-- START OF Given data --

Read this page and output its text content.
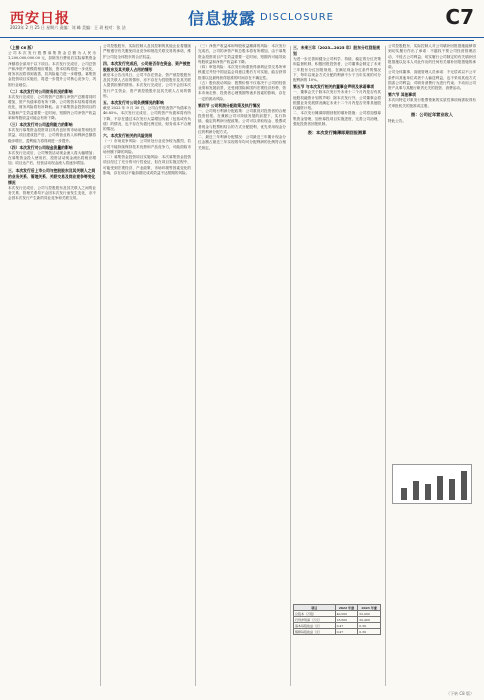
西安日报
2023年 2 月 25 日 星期六 责编：刘 峰 美编：王 玥 校对：张 洁	信息披露 DISCLOSURE	C7
（上接 C6 版）
公司本次发行股票募集资金总额为人民币 1,200,000,000.00 元，扣除发行费用后实际募集资金净额将全部用于以下项目。本次发行完成后，公司总资产和净资产规模将相应增加，资本结构将进一步优化，财务状况将得到改善，抗风险能力进一步增强。募集资金投资项目实施后，将进一步提升公司核心竞争力，巩固行业地位。
（二）本次发行对公司财务状况的影响
本次发行完成后，公司的资产总额与净资产总额将同时增加，资产负债率将有所下降，公司的资本结构将得到优化，财务风险将有所降低。由于募集资金投资项目的实施和产生效益需要一定时间，短期内公司净资产收益率和每股收益可能会有所下降。
（三）本次发行对公司盈利能力的影响
本次发行募集资金投资项目具有良好的市场前景和经济效益，项目建成投产后，公司的营业收入和利润总额将稳步增长，盈利能力将得到进一步提升。
（四）本次发行对公司现金流量的影响
本次发行完成后，公司筹资活动现金流入将大幅增加；在募集资金投入使用后，投资活动现金流出将相应增加；项目达产后，经营活动现金流入将逐步增加。
三、本次发行后上市公司与控股股东及其关联人之间的业务关系、管理关系、关联交易及同业竞争等变化情况
本次发行完成后，公司与控股股东及其关联人之间的业务关系、管理关系均不会因本次发行而发生变化，亦不会因本次发行产生新的同业竞争和关联交易。
公司控股股东、实际控制人及其控制的其他企业将继续严格遵守有关避免同业竞争和规范关联交易的承诺，维护公司及全体股东的合法权益。
四、本次发行完成后，公司是否存在资金、资产被控股股东及其关联人占用的情形
截至本公告出具日，公司不存在资金、资产被控股股东及其关联人占用的情形，亦不存在为控股股东及其关联人提供担保的情形。本次发行完成后，公司不会因本次发行产生资金、资产被控股股东及其关联人占用的情形。
五、本次发行对公司负债情况的影响
截至 2022 年 9 月 30 日，公司合并报表资产负债率为 46.85%。本次发行完成后，公司的资产负债率将有所下降，不存在通过本次发行大量增加负债（包括或有负债）的情况，也不存在负债比例过低、财务成本不合理的情况。
六、本次发行相关的风险说明
（一）市场竞争风险：公司所处行业竞争较为激烈，若公司不能持续保持技术优势和产品竞争力，可能面临市场份额下降的风险。
（二）募集资金投资项目实施风险：本次募集资金投资项目经过了充分的可行性论证，但在项目实施过程中，可能受到宏观经济、产业政策、市场环境等因素变化的影响，存在项目不能如期完成或效益不达预期的风险。
（三）净资产收益率和每股收益摊薄的风险：本次发行完成后，公司的净资产和总股本将有所增加，由于募集资金投资项目产生效益需要一定时间，短期内可能导致每股收益和净资产收益率下降。
（四）审批风险：本次发行尚需获得深圳证券交易所审核通过并经中国证监会同意注册后方可实施，能否获得批准以及最终获得批准的时间存在不确定性。
（五）股价波动风险：股票价格不仅取决于公司的经营业绩和发展前景，还受到国际和国内宏观经济形势、资本市场走势、投资者心理预期等诸多因素的影响，存在一定的波动风险。
第四节 公司利润分配政策及执行情况
一、公司现行利润分配政策：公司重视对投资者的合理投资回报，在兼顾公司可持续发展的前提下，实行持续、稳定的利润分配政策。公司可以采取现金、股票或者现金与股票相结合的方式分配股利，优先采用现金分红的利润分配方式。
二、最近三年利润分配情况：公司最近三年累计现金分红金额占最近三年实现的年均可分配利润的比例符合相关规定。
三、未来三年（2023—2025 年）股东分红回报规划
为进一步完善和健全公司科学、持续、稳定的分红决策和监督机制，积极回报投资者，公司董事会制定了未来三年股东分红回报规划，在满足现金分红条件的情况下，每年以现金方式分配的利润不少于当年实现的可分配利润的 10%。
第五节 与本次发行相关的董事会声明及承诺事项
一、董事会关于除本次发行外未来十二个月内是否有其他股权融资计划的声明：除本次发行外，公司董事会将根据业务发展情况确定未来十二个月内是否安排其他股权融资计划。
二、本次发行摊薄即期回报的填补措施：公司将加强募集资金管理，加快募投项目实施进度，完善公司治理，强化投资者回报机制。
表：本次发行摊薄即期回报测算
项目	2022 年度	2023 年度
总股本（万股）	40,000	52,000
归母净利润（万元）	18,600	20,460
基本每股收益（元）	0.47	0.39
稀释每股收益（元）	0.47	0.39
公司控股股东、实际控制人对公司填补回报措施能够得到切实履行作出了承诺：不越权干预公司经营管理活动，不侵占公司利益；切实履行公司制定的有关填补回报措施以及本人对此作出的任何有关填补回报措施的承诺。
公司全体董事、高级管理人员承诺：不无偿或以不公平条件向其他单位或者个人输送利益，也不采用其他方式损害公司利益；对职务消费行为进行约束；不动用公司资产从事与其履行职责无关的投资、消费活动。
第六节 其他事项
本次向特定对象发行股票预案的实质性事项尚需取得有关审批机关的批准或注册。
图：公司近年营业收入
特此公告。
（下转 C8 版）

-- END OF Given data --

Check all the records above and select each line where the string "本次发行完成后" is found.

- **Solution below**:
公司本次发行股票募集资金总额为人民币 1,200,000,000.00 元，扣除发行费用后实际募集资金净额将全部用于以下项目。本次发行完成后，公司总资产和净资产规模将相应增加，资本结构将进一步优化，财务状况将得到改善，抗风险能力进一步增强。募集资金投资项目实施后，将进一步提升公司核心竞争力，巩固行业地位。
本次发行完成后，公司的资产总额与净资产总额将同时增加，资产负债率将有所下降，公司的资本结构将得到优化，财务风险将有所降低。由于募集资金投资项目的实施和产生效益需要一定时间，短期内公司净资产收益率和每股收益可能会有所下降。
本次发行完成后，公司筹资活动现金流入将大幅增加；在募集资金投入使用后，投资活动现金流出将相应增加；项目达产后，经营活动现金流入将逐步增加。
本次发行完成后，公司与控股股东及其关联人之间的业务关系、管理关系均不会因本次发行而发生变化，亦不会因本次发行产生新的同业竞争和关联交易。
四、本次发行完成后，公司是否存在资金、资产被控股股东及其关联人占用的情形
截至本公告出具日，公司不存在资金、资产被控股股东及其关联人占用的情形，亦不存在为控股股东及其关联人提供担保的情形。本次发行完成后，公司不会因本次发行产生资金、资产被控股股东及其关联人占用的情形。
截至 2022 年 9 月 30 日，公司合并报表资产负债率为 46.85%。本次发行完成后，公司的资产负债率将有所下降，不存在通过本次发行大量增加负债（包括或有负债）的情况，也不存在负债比例过低、财务成本不合理的情况。
（三）净资产收益率和每股收益摊薄的风险：本次发行完成后，公司的净资产和总股本将有所增加，由于募集资金投资项目产生效益需要一定时间，短期内可能导致每股收益和净资产收益率下降。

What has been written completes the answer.